Job: Copy every entry word for word, but skip the pictures.

________

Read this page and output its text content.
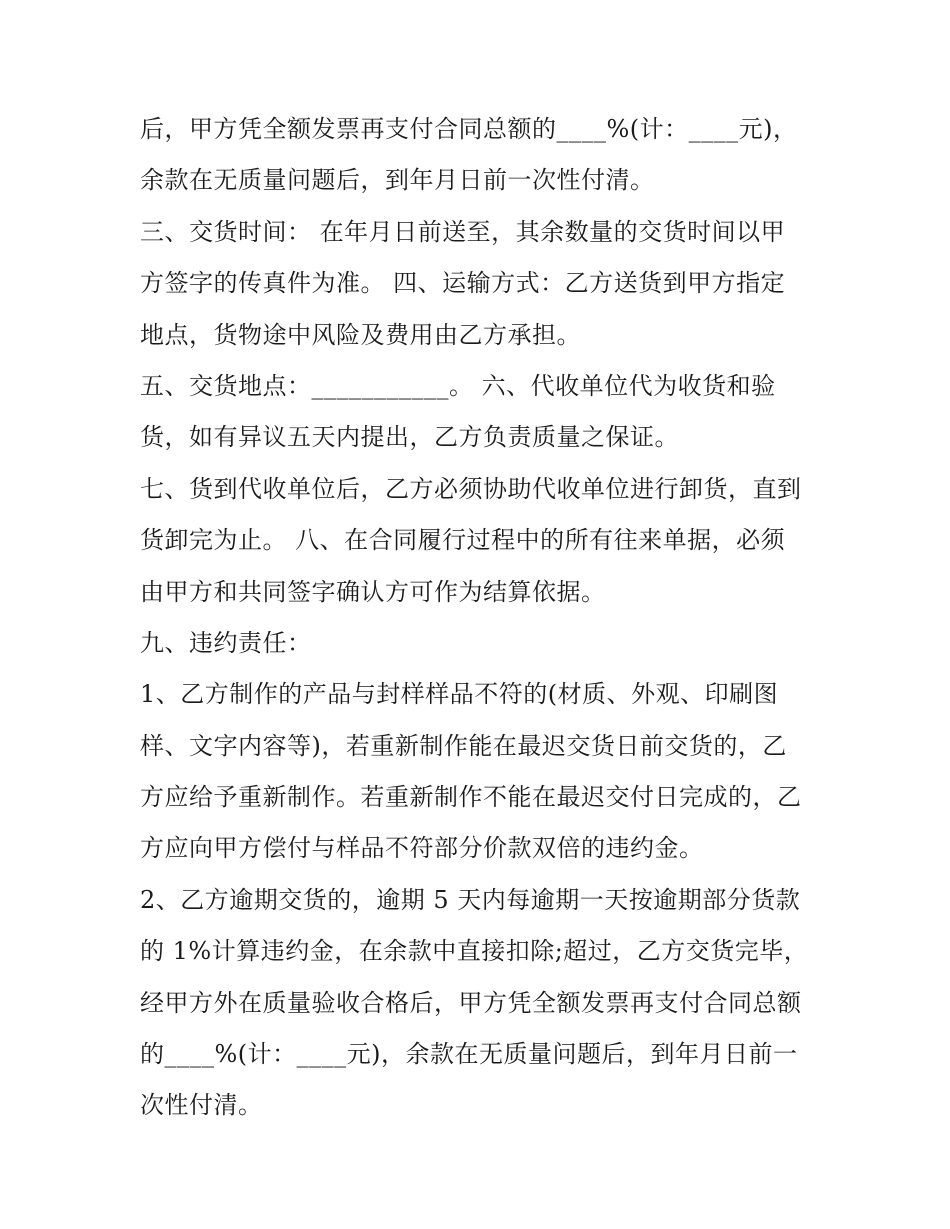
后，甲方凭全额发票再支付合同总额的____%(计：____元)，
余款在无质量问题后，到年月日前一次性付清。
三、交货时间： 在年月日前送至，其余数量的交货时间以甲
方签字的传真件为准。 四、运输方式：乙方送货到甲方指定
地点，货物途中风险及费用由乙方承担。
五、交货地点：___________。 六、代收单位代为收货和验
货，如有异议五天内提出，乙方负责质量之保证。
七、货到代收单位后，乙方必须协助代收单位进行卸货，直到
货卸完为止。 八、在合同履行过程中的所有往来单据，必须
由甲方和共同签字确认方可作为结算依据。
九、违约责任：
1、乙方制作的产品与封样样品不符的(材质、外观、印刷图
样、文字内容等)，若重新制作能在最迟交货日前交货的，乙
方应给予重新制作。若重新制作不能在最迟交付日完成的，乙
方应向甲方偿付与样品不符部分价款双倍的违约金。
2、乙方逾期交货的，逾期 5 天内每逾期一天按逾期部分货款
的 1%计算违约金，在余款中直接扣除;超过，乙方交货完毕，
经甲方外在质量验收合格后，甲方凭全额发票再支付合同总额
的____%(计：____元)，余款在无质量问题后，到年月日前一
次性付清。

________

Task response:
Read this page and output its text content.
后，甲方凭全额发票再支付合同总额的____%(计：____元)，
余款在无质量问题后，到年月日前一次性付清。
三、交货时间： 在年月日前送至，其余数量的交货时间以甲
方签字的传真件为准。 四、运输方式：乙方送货到甲方指定
地点，货物途中风险及费用由乙方承担。
五、交货地点：___________。 六、代收单位代为收货和验
货，如有异议五天内提出，乙方负责质量之保证。
七、货到代收单位后，乙方必须协助代收单位进行卸货，直到
货卸完为止。 八、在合同履行过程中的所有往来单据，必须
由甲方和共同签字确认方可作为结算依据。
九、违约责任：
1、乙方制作的产品与封样样品不符的(材质、外观、印刷图
样、文字内容等)，若重新制作能在最迟交货日前交货的，乙
方应给予重新制作。若重新制作不能在最迟交付日完成的，乙
方应向甲方偿付与样品不符部分价款双倍的违约金。
2、乙方逾期交货的，逾期 5 天内每逾期一天按逾期部分货款
的 1%计算违约金，在余款中直接扣除;超过，乙方交货完毕，
经甲方外在质量验收合格后，甲方凭全额发票再支付合同总额
的____%(计：____元)，余款在无质量问题后，到年月日前一
次性付清。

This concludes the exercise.